- **Problem to work on**
Find each line with the word "document" and copy it.

- **Material provided**
——

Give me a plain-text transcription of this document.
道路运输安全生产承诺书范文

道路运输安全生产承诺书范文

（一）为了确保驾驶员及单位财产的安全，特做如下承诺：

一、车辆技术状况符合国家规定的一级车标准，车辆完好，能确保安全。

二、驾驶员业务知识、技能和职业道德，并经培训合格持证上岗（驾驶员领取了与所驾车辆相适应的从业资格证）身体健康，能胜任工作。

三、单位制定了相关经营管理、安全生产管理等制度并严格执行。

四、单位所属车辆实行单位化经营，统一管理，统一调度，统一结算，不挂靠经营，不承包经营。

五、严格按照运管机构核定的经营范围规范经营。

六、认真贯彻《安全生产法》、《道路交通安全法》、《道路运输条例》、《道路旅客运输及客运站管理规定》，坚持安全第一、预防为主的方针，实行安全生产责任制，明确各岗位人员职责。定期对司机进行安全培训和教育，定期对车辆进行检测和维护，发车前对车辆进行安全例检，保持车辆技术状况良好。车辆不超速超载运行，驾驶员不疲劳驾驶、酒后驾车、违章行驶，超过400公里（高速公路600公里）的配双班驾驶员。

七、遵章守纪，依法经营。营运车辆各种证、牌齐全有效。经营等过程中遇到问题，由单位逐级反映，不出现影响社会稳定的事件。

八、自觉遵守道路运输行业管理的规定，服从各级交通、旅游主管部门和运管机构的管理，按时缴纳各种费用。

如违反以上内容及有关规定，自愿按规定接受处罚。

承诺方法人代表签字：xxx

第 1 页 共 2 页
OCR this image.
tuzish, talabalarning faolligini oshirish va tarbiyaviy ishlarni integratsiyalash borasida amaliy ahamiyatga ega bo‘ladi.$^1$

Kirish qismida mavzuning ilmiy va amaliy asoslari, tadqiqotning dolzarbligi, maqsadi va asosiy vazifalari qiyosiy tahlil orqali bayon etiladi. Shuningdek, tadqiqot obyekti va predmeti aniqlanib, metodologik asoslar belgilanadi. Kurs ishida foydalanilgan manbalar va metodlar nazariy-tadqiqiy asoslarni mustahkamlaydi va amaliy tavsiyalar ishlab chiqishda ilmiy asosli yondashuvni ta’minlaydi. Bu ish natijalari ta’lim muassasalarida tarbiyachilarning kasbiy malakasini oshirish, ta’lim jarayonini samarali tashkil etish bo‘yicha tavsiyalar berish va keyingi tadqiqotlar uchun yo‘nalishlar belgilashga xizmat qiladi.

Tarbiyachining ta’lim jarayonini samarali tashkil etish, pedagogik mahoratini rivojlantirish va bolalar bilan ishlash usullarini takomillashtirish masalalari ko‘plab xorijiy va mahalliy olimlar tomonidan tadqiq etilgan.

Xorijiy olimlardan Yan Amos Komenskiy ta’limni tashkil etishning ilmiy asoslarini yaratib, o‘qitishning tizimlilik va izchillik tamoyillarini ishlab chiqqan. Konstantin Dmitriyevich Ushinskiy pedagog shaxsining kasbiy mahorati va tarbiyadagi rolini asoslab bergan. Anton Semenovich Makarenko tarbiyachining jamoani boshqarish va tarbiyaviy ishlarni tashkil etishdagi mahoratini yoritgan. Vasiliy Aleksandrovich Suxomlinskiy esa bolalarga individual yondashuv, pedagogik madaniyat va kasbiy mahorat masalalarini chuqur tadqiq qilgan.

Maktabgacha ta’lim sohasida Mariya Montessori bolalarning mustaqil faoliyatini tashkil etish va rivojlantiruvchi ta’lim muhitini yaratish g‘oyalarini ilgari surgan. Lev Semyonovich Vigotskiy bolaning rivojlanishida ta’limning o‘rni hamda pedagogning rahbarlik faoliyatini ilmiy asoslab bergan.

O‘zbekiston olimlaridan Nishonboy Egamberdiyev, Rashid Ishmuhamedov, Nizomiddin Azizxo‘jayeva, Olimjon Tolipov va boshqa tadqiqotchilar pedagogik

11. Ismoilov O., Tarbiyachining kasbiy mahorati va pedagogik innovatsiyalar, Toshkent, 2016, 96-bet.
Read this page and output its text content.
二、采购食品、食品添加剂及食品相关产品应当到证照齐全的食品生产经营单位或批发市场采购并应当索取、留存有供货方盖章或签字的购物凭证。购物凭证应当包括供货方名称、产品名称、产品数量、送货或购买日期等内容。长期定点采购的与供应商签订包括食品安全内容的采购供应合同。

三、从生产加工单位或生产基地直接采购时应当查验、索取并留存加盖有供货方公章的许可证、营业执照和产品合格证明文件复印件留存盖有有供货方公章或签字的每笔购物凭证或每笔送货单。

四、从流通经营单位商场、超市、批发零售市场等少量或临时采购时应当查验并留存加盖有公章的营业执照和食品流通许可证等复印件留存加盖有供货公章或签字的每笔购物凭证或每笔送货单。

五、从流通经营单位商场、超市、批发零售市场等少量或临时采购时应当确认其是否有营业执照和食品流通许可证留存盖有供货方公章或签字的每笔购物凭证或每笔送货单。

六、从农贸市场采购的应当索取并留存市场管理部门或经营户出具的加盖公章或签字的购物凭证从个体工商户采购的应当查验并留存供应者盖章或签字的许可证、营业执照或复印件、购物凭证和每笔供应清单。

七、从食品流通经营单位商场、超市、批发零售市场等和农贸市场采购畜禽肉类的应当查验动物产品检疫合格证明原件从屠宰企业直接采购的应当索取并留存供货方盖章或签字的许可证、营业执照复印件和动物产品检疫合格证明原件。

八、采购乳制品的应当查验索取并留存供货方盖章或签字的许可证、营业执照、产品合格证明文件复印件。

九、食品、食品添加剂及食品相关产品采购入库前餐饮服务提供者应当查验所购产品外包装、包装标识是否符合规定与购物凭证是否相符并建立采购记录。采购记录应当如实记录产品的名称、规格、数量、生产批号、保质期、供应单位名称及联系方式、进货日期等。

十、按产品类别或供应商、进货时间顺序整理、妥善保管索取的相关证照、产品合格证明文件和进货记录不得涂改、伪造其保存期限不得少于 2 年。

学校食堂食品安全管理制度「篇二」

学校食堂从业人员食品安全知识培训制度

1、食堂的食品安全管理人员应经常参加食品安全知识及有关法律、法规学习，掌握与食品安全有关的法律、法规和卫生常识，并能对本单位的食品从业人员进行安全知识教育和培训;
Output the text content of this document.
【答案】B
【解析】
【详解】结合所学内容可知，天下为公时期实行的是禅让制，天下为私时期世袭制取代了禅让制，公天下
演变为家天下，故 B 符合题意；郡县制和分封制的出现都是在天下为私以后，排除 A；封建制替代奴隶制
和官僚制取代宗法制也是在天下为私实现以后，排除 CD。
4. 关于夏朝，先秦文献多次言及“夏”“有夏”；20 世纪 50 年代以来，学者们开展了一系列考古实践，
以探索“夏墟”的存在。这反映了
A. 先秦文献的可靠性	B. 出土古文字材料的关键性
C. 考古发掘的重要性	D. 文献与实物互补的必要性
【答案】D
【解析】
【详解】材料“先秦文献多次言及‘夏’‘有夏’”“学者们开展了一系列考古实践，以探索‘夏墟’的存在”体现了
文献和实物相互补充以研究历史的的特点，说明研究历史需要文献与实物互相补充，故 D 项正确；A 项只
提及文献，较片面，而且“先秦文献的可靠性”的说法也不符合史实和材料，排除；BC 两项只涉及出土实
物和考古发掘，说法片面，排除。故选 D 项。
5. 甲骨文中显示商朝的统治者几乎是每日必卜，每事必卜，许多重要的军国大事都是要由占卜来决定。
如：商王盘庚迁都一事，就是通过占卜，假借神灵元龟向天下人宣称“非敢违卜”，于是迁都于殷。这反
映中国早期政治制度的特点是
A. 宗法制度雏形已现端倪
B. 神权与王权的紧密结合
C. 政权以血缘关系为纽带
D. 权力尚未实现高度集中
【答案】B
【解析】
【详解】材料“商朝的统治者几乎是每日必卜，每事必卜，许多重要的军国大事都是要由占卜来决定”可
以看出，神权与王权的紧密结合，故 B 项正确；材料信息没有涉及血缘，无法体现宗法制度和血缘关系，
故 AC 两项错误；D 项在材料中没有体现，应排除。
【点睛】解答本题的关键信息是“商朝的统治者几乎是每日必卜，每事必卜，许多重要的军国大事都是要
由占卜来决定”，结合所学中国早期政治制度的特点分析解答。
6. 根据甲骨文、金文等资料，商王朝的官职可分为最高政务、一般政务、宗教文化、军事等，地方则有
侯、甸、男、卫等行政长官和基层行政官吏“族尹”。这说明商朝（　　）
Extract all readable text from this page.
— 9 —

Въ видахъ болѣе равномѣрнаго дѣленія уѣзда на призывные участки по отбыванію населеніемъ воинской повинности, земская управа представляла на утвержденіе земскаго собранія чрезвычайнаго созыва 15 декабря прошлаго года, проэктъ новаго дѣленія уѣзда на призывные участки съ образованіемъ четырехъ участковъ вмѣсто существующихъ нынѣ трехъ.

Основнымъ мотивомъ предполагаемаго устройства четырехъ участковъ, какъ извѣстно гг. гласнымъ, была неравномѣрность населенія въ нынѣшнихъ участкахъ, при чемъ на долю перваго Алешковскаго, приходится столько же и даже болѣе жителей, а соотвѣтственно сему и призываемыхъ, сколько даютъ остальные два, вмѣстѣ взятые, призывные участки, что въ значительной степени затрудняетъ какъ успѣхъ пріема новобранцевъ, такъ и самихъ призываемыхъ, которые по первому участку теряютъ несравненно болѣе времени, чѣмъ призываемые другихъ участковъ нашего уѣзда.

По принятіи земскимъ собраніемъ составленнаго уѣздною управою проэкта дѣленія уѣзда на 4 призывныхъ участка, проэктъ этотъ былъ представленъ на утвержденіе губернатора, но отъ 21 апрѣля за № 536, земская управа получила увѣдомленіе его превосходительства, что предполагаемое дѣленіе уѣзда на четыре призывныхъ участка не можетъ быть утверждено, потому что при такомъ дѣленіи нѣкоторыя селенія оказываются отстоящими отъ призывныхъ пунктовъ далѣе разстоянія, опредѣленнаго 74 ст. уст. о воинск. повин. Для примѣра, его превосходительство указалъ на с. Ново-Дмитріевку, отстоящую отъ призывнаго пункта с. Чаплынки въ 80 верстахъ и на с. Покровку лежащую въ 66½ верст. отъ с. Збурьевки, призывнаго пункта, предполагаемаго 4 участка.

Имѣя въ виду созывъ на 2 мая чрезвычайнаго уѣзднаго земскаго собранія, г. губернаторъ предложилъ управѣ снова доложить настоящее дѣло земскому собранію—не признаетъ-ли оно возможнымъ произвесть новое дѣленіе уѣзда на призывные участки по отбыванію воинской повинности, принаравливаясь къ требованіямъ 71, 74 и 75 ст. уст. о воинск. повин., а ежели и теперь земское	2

——

- **Reply to the exercise**
Give me a plain-text transcription of this document.
Output the text content of this document.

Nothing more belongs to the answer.